# Start of Data shown

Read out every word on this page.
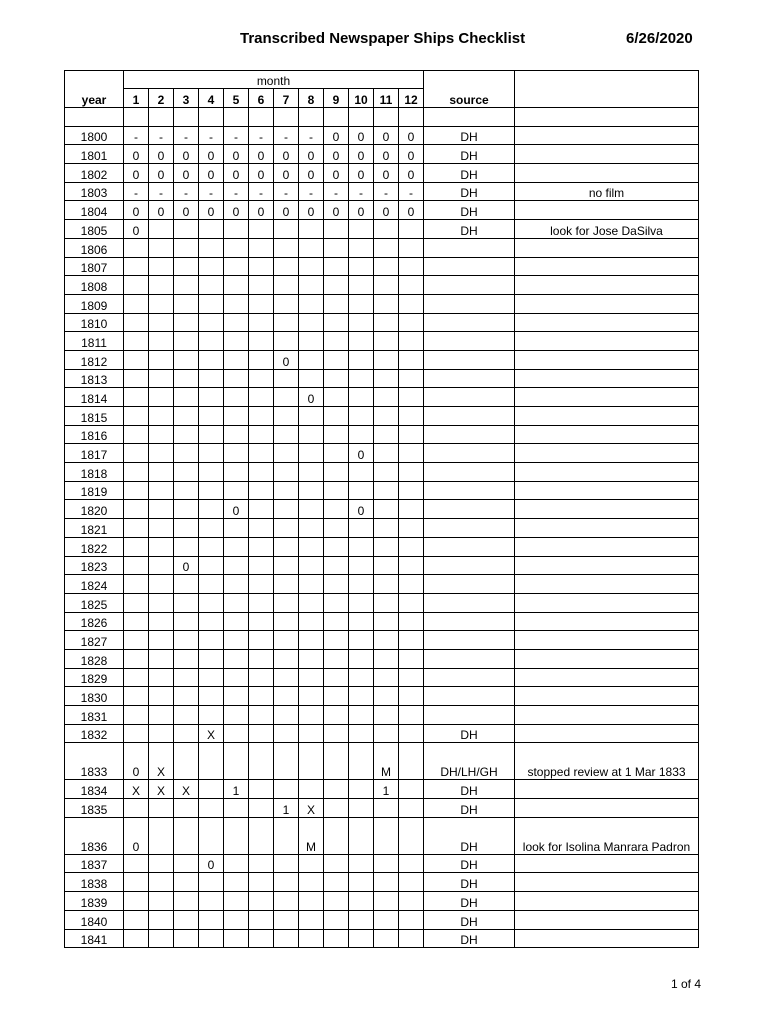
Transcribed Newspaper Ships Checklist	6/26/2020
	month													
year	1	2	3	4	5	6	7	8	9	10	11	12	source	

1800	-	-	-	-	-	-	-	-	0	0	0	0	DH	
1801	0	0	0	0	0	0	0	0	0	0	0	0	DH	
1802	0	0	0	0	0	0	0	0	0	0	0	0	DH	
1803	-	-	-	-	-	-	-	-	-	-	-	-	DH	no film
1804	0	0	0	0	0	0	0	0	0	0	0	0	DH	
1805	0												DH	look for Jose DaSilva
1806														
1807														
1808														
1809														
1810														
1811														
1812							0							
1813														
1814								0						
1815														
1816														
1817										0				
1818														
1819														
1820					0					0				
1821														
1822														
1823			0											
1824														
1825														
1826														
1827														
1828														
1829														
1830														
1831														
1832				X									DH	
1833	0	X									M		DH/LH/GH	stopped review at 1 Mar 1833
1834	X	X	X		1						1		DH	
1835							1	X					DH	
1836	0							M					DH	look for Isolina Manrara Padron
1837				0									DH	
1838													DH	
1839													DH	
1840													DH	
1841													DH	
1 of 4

# End of Data shown
# Start of Data shown

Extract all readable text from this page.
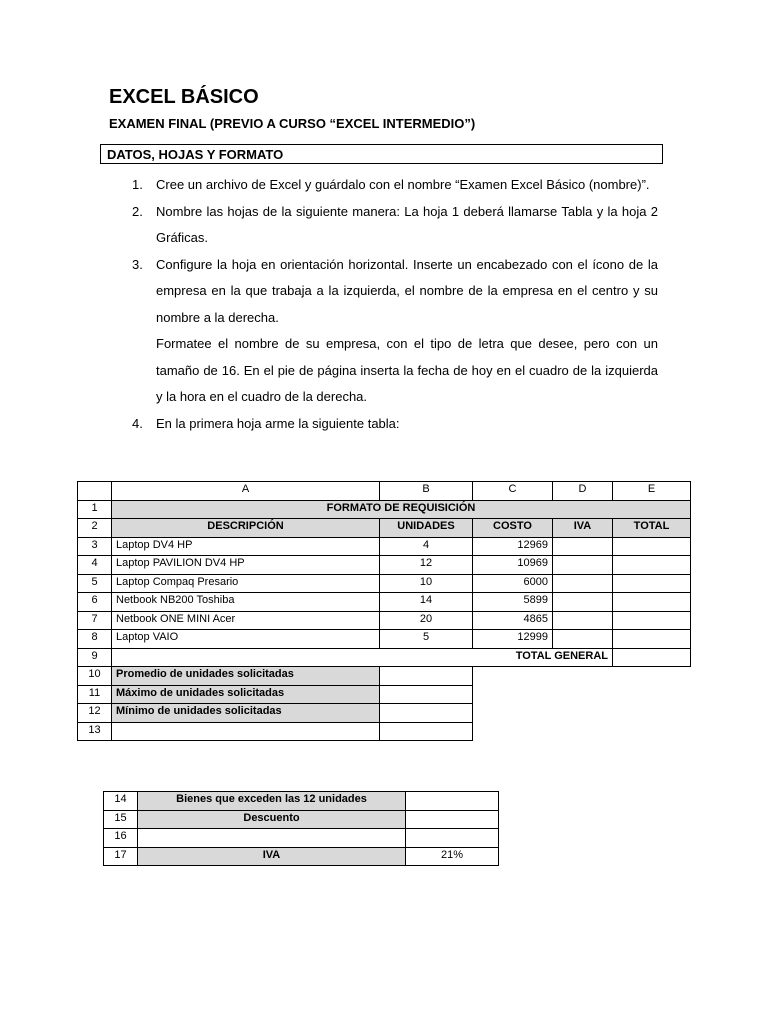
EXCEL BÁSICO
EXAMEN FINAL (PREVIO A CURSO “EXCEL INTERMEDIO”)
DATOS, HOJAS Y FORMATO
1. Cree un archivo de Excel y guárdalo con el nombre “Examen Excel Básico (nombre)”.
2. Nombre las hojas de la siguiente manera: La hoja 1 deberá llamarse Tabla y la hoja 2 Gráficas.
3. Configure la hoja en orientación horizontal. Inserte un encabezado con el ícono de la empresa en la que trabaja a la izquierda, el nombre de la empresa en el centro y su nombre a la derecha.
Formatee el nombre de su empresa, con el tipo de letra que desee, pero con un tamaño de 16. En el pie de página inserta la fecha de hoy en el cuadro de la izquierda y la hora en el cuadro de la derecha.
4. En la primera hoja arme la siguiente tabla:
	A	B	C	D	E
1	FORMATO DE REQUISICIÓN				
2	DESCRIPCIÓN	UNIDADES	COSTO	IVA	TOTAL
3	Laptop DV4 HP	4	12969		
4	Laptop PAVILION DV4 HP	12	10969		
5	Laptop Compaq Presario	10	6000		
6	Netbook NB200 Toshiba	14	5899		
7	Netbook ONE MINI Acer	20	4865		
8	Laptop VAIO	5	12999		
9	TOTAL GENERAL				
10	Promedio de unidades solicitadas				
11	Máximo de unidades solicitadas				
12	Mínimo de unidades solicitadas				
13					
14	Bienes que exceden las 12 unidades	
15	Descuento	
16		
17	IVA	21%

# End of Data shown

#### [What to work on]
Filter out every line that lacks the word "solicitadas", and copy the rest.

#### [Correct response]
10	Promedio de unidades solicitadas				
11	Máximo de unidades solicitadas				
12	Mínimo de unidades solicitadas				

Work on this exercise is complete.